[Recorded data]
-=-=-

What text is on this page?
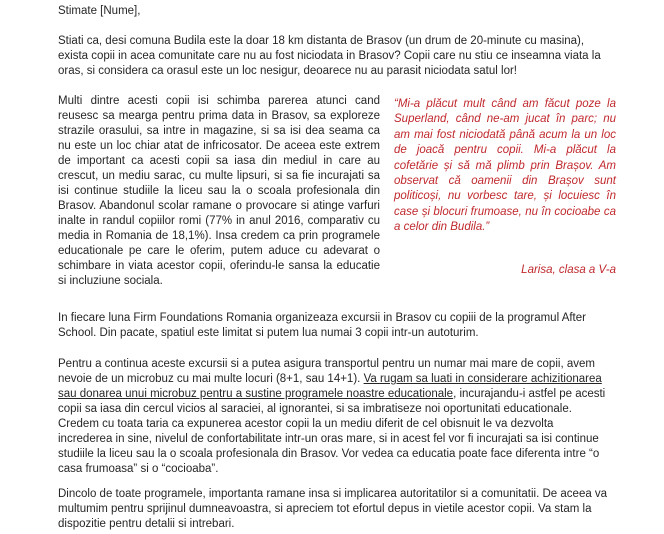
Stimate [Nume],

Stiati ca, desi comuna Budila este la doar 18 km distanta de Brasov (un drum de 20-minute cu masina), exista copii in acea comunitate care nu au fost niciodata in Brasov? Copii care nu stiu ce inseamna viata la oras, si considera ca orasul este un loc nesigur, deoarece nu au parasit niciodata satul lor!

Multi dintre acesti copii isi schimba parerea atunci cand reusesc sa mearga pentru prima data in Brasov, sa exploreze strazile orasului, sa intre in magazine, si sa isi dea seama ca nu este un loc chiar atat de infricosator. De aceea este extrem de important ca acesti copii sa iasa din mediul in care au crescut, un mediu sarac, cu multe lipsuri, si sa fie incurajati sa isi continue studiile la liceu sau la o scoala profesionala din Brasov. Abandonul scolar ramane o provocare si atinge varfuri inalte in randul copiilor romi (77% in anul 2016, comparativ cu media in Romania de 18,1%). Insa credem ca prin programele educationale pe care le oferim, putem aduce cu adevarat o schimbare in viata acestor copii, oferindu-le sansa la educatie si incluziune sociala.

“Mi-a plăcut mult când am făcut poze la Superland, când ne-am jucat în parc; nu am mai fost niciodată până acum la un loc de joacă pentru copii. Mi-a plăcut la cofetărie și să mă plimb prin Brașov. Am observat că oamenii din Brașov sunt politicoși, nu vorbesc tare, și locuiesc în case și blocuri frumoase, nu în cocioabe ca a celor din Budila.”

Larisa, clasa a V-a

In fiecare luna Firm Foundations Romania organizeaza excursii in Brasov cu copiii de la programul After School. Din pacate, spatiul este limitat si putem lua numai 3 copii intr-un autoturim.

Pentru a continua aceste excursii si a putea asigura transportul pentru un numar mai mare de copii, avem nevoie de un microbuz cu mai multe locuri (8+1, sau 14+1). Va rugam sa luati in considerare achizitionarea sau donarea unui microbuz pentru a sustine programele noastre educationale, incurajandu-i astfel pe acesti copii sa iasa din cercul vicios al saraciei, al ignorantei, si sa imbratiseze noi oportunitati educationale. Credem cu toata taria ca expunerea acestor copii la un mediu diferit de cel obisnuit le va dezvolta increderea in sine, nivelul de confortabilitate intr-un oras mare, si in acest fel vor fi incurajati sa isi continue studiile la liceu sau la o scoala profesionala din Brasov. Vor vedea ca educatia poate face diferenta intre “o casa frumoasa” si o “cocioaba”.

Dincolo de toate programele, importanta ramane insa si implicarea autoritatilor si a comunitatii. De aceea va multumim pentru sprijinul dumneavoastra, si apreciem tot efortul depus in vietile acestor copii. Va stam la dispozitie pentru detalii si intrebari.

-=-=-

● **WHAT NEEDS TO BE DONE**:
Scan the records above for the string "ramane", then report every line that contains it.

● **WRITTEN ANSWER**:
Multi dintre acesti copii isi schimba parerea atunci cand reusesc sa mearga pentru prima data in Brasov, sa exploreze strazile orasului, sa intre in magazine, si sa isi dea seama ca nu este un loc chiar atat de infricosator. De aceea este extrem de important ca acesti copii sa iasa din mediul in care au crescut, un mediu sarac, cu multe lipsuri, si sa fie incurajati sa isi continue studiile la liceu sau la o scoala profesionala din Brasov. Abandonul scolar ramane o provocare si atinge varfuri inalte in randul copiilor romi (77% in anul 2016, comparativ cu media in Romania de 18,1%). Insa credem ca prin programele educationale pe care le oferim, putem aduce cu adevarat o schimbare in viata acestor copii, oferindu-le sansa la educatie si incluziune sociala.
Dincolo de toate programele, importanta ramane insa si implicarea autoritatilor si a comunitatii. De aceea va multumim pentru sprijinul dumneavoastra, si apreciem tot efortul depus in vietile acestor copii. Va stam la dispozitie pentru detalii si intrebari.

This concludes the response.